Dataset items
■ ■ ■

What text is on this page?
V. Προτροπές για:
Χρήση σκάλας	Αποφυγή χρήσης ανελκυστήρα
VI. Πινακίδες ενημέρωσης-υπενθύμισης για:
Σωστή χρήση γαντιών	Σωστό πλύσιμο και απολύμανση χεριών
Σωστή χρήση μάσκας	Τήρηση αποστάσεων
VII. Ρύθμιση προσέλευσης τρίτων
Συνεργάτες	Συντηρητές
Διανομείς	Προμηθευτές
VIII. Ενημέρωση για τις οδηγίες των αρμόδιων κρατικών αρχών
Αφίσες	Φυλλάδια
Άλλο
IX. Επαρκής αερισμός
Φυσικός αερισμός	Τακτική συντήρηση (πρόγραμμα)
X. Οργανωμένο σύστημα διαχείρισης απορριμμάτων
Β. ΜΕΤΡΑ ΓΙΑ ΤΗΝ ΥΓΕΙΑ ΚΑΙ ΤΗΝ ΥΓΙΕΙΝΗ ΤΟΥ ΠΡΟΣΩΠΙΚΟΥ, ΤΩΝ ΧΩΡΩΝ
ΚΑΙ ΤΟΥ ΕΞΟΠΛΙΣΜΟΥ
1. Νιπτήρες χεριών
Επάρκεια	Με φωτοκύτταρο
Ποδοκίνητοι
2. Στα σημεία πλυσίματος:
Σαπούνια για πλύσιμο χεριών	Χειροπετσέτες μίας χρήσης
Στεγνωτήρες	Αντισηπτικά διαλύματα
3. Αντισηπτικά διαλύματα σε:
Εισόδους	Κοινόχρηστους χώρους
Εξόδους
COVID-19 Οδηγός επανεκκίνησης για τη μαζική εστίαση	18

■ ■ ■

### AIM OF THE TASK
Using the data above, print every record exactly as shown.

### TASK OUTPUT
What text is on this page?
V. Προτροπές για:
Χρήση σκάλας	Αποφυγή χρήσης ανελκυστήρα
VI. Πινακίδες ενημέρωσης-υπενθύμισης για:
Σωστή χρήση γαντιών	Σωστό πλύσιμο και απολύμανση χεριών
Σωστή χρήση μάσκας	Τήρηση αποστάσεων
VII. Ρύθμιση προσέλευσης τρίτων
Συνεργάτες	Συντηρητές
Διανομείς	Προμηθευτές
VIII. Ενημέρωση για τις οδηγίες των αρμόδιων κρατικών αρχών
Αφίσες	Φυλλάδια
Άλλο
IX. Επαρκής αερισμός
Φυσικός αερισμός	Τακτική συντήρηση (πρόγραμμα)
X. Οργανωμένο σύστημα διαχείρισης απορριμμάτων
Β. ΜΕΤΡΑ ΓΙΑ ΤΗΝ ΥΓΕΙΑ ΚΑΙ ΤΗΝ ΥΓΙΕΙΝΗ ΤΟΥ ΠΡΟΣΩΠΙΚΟΥ, ΤΩΝ ΧΩΡΩΝ
ΚΑΙ ΤΟΥ ΕΞΟΠΛΙΣΜΟΥ
1. Νιπτήρες χεριών
Επάρκεια	Με φωτοκύτταρο
Ποδοκίνητοι
2. Στα σημεία πλυσίματος:
Σαπούνια για πλύσιμο χεριών	Χειροπετσέτες μίας χρήσης
Στεγνωτήρες	Αντισηπτικά διαλύματα
3. Αντισηπτικά διαλύματα σε:
Εισόδους	Κοινόχρηστους χώρους
Εξόδους
COVID-19 Οδηγός επανεκκίνησης για τη μαζική εστίαση	18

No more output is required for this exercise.